# PROVIDED MATERIAL
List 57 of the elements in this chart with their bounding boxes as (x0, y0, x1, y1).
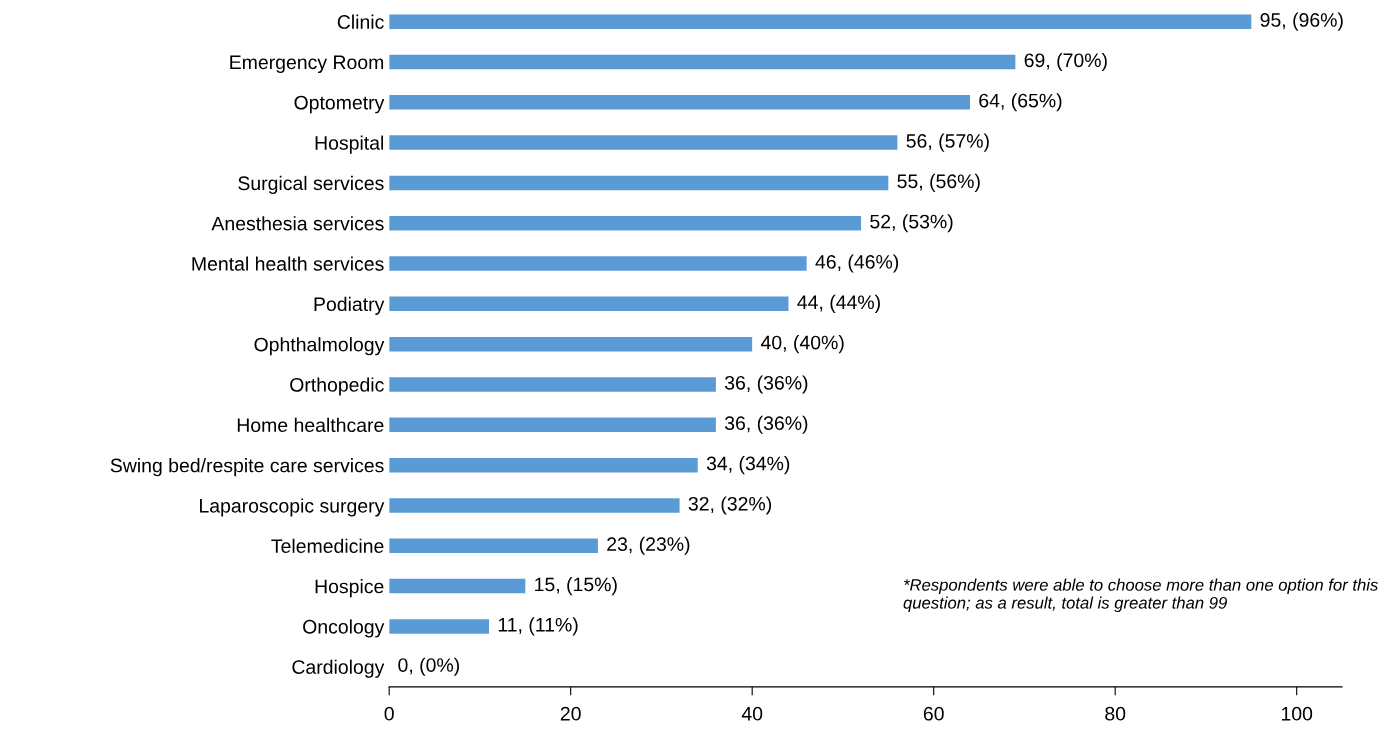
y-tick-label: Hospice (315, 579, 384, 598)
y-tick-label: Emergency Room (230, 55, 384, 74)
x-tick-label: 60 (923, 706, 944, 721)
data-label: 95, (96%) (1260, 12, 1343, 31)
x-tick-label: 0 (384, 706, 394, 721)
data-label: 23, (23%) (607, 536, 690, 555)
bar (389, 457, 698, 473)
y-tick-label: Mental health services (192, 256, 384, 271)
y-tick-label: Orthopedic (290, 377, 384, 396)
bar (389, 578, 526, 594)
y-tick-label: Telemedicine (271, 538, 384, 554)
y-tick-label: Clinic (337, 14, 384, 29)
bar (389, 619, 490, 634)
bar (389, 175, 889, 191)
y-tick-label: Podiatry (314, 296, 385, 315)
data-label: 32, (32%) (688, 496, 772, 515)
data-label: 36, (36%) (724, 415, 808, 434)
data-label: 34, (34%) (706, 456, 790, 475)
data-label: 69, (70%) (1024, 52, 1107, 72)
bar (389, 377, 716, 392)
bar (389, 336, 753, 352)
data-label: 44, (44%) (797, 294, 880, 313)
x-tick-label: 100 (1281, 706, 1313, 721)
bar (389, 95, 970, 110)
y-tick-label: Swing bed/respite care services (110, 458, 384, 477)
y-tick-label: Anesthesia services (211, 216, 384, 231)
bar (389, 256, 807, 271)
x-tick-label: 40 (741, 706, 763, 721)
data-label: 46, (46%) (815, 254, 899, 273)
data-label: 11, (11%) (498, 617, 578, 636)
data-label: 64, (65%) (979, 93, 1062, 112)
data-label: 55, (56%) (897, 173, 980, 192)
y-tick-label: Optometry (294, 95, 385, 114)
data-label: 52, (53%) (870, 214, 953, 233)
data-label: 56, (57%) (906, 133, 989, 152)
x-tick-label: 20 (560, 706, 581, 721)
bar (389, 296, 789, 312)
bar (389, 417, 716, 433)
data-label: 0, (0%) (398, 657, 459, 676)
bar (389, 14, 1252, 29)
y-tick-label: Hospital (315, 135, 384, 154)
y-tick-label: Home healthcare (237, 417, 384, 433)
bar (389, 498, 680, 513)
annotation: *Respondents were able to choose more than one option for this question; as a result, total is greater than 99 (903, 578, 1378, 613)
data-label: 36, (36%) (724, 375, 808, 394)
y-tick-label: Surgical services (238, 175, 384, 194)
bar (389, 215, 862, 231)
y-tick-label: Oncology (303, 619, 385, 638)
y-tick-label: Laparoscopic surgery (200, 498, 385, 517)
y-tick-label: Ophthalmology (254, 337, 385, 356)
bar (389, 135, 898, 150)
data-label: 15, (15%) (535, 577, 617, 596)
data-label: 40, (40%) (760, 335, 844, 354)
y-tick-label: Cardiology (292, 659, 385, 678)
bar (389, 538, 598, 554)
x-tick-label: 80 (1105, 706, 1126, 721)
bar (389, 54, 1016, 70)
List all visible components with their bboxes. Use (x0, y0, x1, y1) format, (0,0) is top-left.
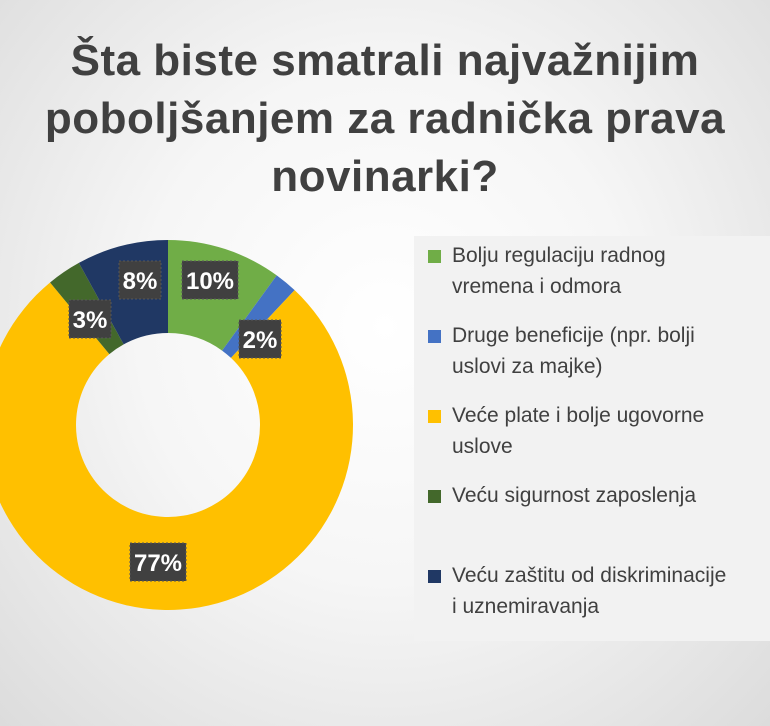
legend-item: Druge beneficije (npr. bolji uslovi za m… (428, 320, 770, 382)
data-label: 10% (181, 260, 239, 300)
legend-item: Veću sigurnost zaposlenja (428, 480, 770, 511)
data-label: 77% (129, 542, 187, 582)
legend-swatch (428, 330, 441, 343)
chart-title: Šta biste smatrali najvažnijim poboljšan… (44, 36, 726, 201)
legend-item: Bolju regulaciju radnog vremena i odmora (428, 240, 770, 302)
chart-legend: Bolju regulaciju radnog vremena i odmora… (414, 236, 770, 641)
legend-swatch (428, 410, 441, 423)
donut-slice (0, 282, 353, 611)
legend-swatch (428, 250, 441, 263)
data-label: 2% (238, 319, 282, 359)
data-label-text: 2% (243, 327, 278, 354)
legend-label: Veću zaštitu od diskriminacije i uznemir… (452, 564, 727, 618)
legend-label: Druge beneficije (npr. bolji uslovi za m… (452, 324, 695, 378)
legend-label: Bolju regulaciju radnog vremena i odmora (452, 244, 666, 298)
data-label-text: 3% (73, 307, 108, 334)
data-label-box (68, 299, 112, 339)
data-label: 8% (118, 260, 162, 300)
data-label-text: 8% (123, 268, 158, 295)
data-label-box (129, 542, 187, 582)
legend-item: Veće plate i bolje ugovorne uslove (428, 400, 770, 462)
legend-item: Veću zaštitu od diskriminacije i uznemir… (428, 560, 770, 622)
legend-label: Veće plate i bolje ugovorne uslove (452, 404, 705, 458)
data-label-text: 77% (134, 550, 182, 577)
data-label-text: 10% (186, 268, 234, 295)
data-label-box (181, 260, 239, 300)
legend-label: Veću sigurnost zaposlenja (452, 484, 696, 507)
data-label: 3% (68, 299, 112, 339)
legend-swatch (428, 490, 441, 503)
data-label-box (118, 260, 162, 300)
data-label-box (238, 319, 282, 359)
legend-swatch (428, 570, 441, 583)
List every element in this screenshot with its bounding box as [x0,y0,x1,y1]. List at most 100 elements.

# DIRECTION
Quote the lines of the records above word for word, starting at the line that contains "legend-item: Druge beneficije" and ending at the line that contains "legend-item: Veće plate", with both of those lines included.

# RESULT OF THE TASK
legend-item: Druge beneficije (npr. bolji uslovi za m… (428, 320, 770, 382)
data-label: 10% (181, 260, 239, 300)
legend-item: Veću sigurnost zaposlenja (428, 480, 770, 511)
data-label: 77% (129, 542, 187, 582)
legend-swatch (428, 330, 441, 343)
chart-title: Šta biste smatrali najvažnijim poboljšan… (44, 36, 726, 201)
legend-item: Bolju regulaciju radnog vremena i odmora (428, 240, 770, 302)
chart-legend: Bolju regulaciju radnog vremena i odmora… (414, 236, 770, 641)
legend-swatch (428, 410, 441, 423)
donut-slice (0, 282, 353, 611)
legend-swatch (428, 250, 441, 263)
data-label: 2% (238, 319, 282, 359)
data-label-text: 2% (243, 327, 278, 354)
legend-label: Veću zaštitu od diskriminacije i uznemir… (452, 564, 727, 618)
legend-label: Druge beneficije (npr. bolji uslovi za m… (452, 324, 695, 378)
legend-label: Bolju regulaciju radnog vremena i odmora (452, 244, 666, 298)
data-label-text: 3% (73, 307, 108, 334)
data-label-box (68, 299, 112, 339)
data-label: 8% (118, 260, 162, 300)
data-label-text: 8% (123, 268, 158, 295)
data-label-box (129, 542, 187, 582)
legend-item: Veće plate i bolje ugovorne uslove (428, 400, 770, 462)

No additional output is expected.